Your task is to output all the records below, word for word.

Exercise inputs:
######

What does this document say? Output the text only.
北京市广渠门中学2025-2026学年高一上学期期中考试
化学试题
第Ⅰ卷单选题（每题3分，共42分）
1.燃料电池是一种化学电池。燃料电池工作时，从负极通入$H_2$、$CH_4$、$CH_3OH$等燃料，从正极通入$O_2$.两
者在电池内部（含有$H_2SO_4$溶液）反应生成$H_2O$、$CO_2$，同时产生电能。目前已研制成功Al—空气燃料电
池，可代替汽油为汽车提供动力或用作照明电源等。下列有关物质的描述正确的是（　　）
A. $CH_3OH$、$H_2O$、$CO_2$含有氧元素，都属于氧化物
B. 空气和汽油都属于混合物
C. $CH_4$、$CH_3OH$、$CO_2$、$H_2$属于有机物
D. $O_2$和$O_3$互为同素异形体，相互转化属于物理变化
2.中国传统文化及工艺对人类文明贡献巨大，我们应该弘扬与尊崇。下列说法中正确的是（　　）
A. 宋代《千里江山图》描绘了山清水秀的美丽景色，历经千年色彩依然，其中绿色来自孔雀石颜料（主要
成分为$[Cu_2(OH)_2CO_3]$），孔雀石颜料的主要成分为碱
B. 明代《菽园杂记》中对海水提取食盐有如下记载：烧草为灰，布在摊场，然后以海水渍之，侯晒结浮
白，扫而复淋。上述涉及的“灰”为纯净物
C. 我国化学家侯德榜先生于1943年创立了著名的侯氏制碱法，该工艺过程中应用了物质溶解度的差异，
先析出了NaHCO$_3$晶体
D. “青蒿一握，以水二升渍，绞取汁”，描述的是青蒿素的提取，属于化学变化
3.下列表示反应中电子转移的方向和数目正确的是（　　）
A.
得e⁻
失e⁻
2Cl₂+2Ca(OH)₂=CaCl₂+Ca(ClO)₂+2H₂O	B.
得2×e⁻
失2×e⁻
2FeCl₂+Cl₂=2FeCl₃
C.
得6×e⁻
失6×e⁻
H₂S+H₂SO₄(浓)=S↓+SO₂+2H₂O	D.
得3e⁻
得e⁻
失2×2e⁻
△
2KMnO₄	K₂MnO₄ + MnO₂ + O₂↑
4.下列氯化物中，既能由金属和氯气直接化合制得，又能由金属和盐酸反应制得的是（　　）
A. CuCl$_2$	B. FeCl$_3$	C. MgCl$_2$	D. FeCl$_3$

######

Task result:
What does this document say? Output the text only.
北京市广渠门中学2025-2026学年高一上学期期中考试
化学试题
第Ⅰ卷单选题（每题3分，共42分）
1.燃料电池是一种化学电池。燃料电池工作时，从负极通入$H_2$、$CH_4$、$CH_3OH$等燃料，从正极通入$O_2$.两
者在电池内部（含有$H_2SO_4$溶液）反应生成$H_2O$、$CO_2$，同时产生电能。目前已研制成功Al—空气燃料电
池，可代替汽油为汽车提供动力或用作照明电源等。下列有关物质的描述正确的是（　　）
A. $CH_3OH$、$H_2O$、$CO_2$含有氧元素，都属于氧化物
B. 空气和汽油都属于混合物
C. $CH_4$、$CH_3OH$、$CO_2$、$H_2$属于有机物
D. $O_2$和$O_3$互为同素异形体，相互转化属于物理变化
2.中国传统文化及工艺对人类文明贡献巨大，我们应该弘扬与尊崇。下列说法中正确的是（　　）
A. 宋代《千里江山图》描绘了山清水秀的美丽景色，历经千年色彩依然，其中绿色来自孔雀石颜料（主要
成分为$[Cu_2(OH)_2CO_3]$），孔雀石颜料的主要成分为碱
B. 明代《菽园杂记》中对海水提取食盐有如下记载：烧草为灰，布在摊场，然后以海水渍之，侯晒结浮
白，扫而复淋。上述涉及的“灰”为纯净物
C. 我国化学家侯德榜先生于1943年创立了著名的侯氏制碱法，该工艺过程中应用了物质溶解度的差异，
先析出了NaHCO$_3$晶体
D. “青蒿一握，以水二升渍，绞取汁”，描述的是青蒿素的提取，属于化学变化
3.下列表示反应中电子转移的方向和数目正确的是（　　）
A.
得e⁻
失e⁻
2Cl₂+2Ca(OH)₂=CaCl₂+Ca(ClO)₂+2H₂O	B.
得2×e⁻
失2×e⁻
2FeCl₂+Cl₂=2FeCl₃
C.
得6×e⁻
失6×e⁻
H₂S+H₂SO₄(浓)=S↓+SO₂+2H₂O	D.
得3e⁻
得e⁻
失2×2e⁻
△
2KMnO₄	K₂MnO₄ + MnO₂ + O₂↑
4.下列氯化物中，既能由金属和氯气直接化合制得，又能由金属和盐酸反应制得的是（　　）
A. CuCl$_2$	B. FeCl$_3$	C. MgCl$_2$	D. FeCl$_3$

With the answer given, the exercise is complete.